▶ **Goal of the exercise**
How many of the lines here include "series"? Answer with a single number.

★ ★ ★ ★ ★

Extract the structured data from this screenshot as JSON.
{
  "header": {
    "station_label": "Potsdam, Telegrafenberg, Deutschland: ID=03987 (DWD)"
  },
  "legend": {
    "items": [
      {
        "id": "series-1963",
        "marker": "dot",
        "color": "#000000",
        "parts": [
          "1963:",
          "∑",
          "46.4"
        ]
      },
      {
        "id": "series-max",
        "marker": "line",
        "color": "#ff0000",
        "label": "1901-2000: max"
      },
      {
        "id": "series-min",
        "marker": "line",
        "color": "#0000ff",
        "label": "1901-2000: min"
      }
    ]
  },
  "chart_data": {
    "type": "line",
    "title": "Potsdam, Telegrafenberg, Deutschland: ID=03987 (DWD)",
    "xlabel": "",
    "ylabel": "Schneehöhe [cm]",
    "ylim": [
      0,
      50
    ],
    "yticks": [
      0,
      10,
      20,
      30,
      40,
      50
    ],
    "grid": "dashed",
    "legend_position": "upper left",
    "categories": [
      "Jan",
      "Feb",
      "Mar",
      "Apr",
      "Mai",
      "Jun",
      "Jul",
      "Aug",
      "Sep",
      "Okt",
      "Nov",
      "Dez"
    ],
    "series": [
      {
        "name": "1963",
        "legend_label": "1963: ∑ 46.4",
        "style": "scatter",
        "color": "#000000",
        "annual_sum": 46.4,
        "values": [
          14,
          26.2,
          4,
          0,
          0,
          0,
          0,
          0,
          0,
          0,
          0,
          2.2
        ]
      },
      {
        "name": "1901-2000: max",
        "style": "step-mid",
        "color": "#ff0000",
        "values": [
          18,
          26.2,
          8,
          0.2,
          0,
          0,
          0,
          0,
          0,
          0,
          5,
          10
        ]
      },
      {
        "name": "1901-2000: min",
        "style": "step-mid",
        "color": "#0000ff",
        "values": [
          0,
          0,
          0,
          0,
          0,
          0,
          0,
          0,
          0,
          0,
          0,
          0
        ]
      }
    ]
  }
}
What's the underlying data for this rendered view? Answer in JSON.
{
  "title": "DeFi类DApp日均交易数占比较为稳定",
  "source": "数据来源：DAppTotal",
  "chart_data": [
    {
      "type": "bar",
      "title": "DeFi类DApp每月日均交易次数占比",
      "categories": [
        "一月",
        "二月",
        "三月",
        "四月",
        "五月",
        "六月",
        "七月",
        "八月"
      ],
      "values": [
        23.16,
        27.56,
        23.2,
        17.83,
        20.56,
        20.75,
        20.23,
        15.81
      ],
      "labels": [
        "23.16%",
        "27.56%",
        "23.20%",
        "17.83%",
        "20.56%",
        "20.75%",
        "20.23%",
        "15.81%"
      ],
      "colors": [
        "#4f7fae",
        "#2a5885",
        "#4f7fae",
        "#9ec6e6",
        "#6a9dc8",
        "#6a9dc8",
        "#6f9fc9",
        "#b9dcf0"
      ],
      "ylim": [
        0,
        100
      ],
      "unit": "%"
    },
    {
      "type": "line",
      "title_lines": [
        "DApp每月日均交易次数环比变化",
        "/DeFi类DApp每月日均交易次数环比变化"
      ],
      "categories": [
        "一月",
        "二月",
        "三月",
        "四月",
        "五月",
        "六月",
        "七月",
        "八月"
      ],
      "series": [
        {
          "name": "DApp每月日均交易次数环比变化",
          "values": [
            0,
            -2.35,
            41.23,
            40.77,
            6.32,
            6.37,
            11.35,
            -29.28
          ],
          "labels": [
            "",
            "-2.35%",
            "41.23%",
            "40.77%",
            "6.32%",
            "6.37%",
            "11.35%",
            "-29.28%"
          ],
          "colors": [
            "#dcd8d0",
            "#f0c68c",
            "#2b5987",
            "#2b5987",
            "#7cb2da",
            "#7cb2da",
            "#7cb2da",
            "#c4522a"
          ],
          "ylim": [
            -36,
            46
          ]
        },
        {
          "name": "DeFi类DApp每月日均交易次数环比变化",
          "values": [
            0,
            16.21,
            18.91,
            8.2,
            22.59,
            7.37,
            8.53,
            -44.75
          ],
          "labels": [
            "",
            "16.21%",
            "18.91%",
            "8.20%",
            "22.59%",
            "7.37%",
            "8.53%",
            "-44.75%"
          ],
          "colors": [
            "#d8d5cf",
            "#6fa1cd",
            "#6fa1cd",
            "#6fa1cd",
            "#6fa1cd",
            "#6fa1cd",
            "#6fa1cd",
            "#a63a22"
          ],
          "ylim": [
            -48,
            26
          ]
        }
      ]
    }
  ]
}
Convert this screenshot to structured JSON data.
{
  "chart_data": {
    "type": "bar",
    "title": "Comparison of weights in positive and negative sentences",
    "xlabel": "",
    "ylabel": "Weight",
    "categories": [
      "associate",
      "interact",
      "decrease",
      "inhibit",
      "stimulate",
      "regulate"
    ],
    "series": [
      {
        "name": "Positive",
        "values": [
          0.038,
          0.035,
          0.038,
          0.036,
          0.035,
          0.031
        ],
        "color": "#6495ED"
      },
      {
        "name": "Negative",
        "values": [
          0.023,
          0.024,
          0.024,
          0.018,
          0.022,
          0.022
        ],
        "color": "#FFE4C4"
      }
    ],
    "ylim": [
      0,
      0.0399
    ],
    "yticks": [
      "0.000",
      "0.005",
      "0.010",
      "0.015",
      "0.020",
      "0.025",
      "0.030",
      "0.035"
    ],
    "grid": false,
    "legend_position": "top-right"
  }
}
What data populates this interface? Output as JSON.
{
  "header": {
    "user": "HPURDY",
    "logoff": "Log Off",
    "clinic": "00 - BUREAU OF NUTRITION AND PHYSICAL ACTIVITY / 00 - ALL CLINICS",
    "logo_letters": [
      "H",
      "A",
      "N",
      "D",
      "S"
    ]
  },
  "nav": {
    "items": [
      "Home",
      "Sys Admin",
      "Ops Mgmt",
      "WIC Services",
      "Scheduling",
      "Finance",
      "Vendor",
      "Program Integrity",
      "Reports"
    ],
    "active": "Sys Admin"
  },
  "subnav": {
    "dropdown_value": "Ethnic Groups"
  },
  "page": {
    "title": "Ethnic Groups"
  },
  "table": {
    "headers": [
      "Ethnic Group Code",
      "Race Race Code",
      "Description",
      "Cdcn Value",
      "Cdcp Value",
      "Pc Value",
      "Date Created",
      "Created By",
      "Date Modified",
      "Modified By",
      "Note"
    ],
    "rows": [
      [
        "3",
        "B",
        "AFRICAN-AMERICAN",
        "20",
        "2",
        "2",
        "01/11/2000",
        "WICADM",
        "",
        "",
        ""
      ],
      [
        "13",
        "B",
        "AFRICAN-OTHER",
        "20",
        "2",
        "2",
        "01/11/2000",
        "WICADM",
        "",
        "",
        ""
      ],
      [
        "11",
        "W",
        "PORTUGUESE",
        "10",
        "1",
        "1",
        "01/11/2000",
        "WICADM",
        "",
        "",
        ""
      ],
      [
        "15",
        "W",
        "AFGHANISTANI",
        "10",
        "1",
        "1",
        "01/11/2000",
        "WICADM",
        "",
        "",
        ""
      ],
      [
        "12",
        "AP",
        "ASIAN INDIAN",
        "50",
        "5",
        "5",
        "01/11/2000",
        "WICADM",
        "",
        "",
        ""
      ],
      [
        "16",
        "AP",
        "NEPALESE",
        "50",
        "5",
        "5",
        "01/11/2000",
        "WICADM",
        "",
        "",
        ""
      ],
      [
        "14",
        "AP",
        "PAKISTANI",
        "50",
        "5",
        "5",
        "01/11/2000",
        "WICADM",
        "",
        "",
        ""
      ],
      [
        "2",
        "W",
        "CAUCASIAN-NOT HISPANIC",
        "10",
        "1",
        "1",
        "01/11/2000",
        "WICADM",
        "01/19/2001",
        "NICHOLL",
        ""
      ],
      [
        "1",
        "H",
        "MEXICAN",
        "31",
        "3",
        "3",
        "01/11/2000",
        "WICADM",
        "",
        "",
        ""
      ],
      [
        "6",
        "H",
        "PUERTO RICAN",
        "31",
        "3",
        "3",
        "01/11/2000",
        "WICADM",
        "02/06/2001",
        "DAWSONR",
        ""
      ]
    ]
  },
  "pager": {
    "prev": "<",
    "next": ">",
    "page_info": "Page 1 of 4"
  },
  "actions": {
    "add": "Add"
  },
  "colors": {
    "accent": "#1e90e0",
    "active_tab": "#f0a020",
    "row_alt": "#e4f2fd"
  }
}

★ ★ ★ ★ ★

▶ **Solution to this exercise**
6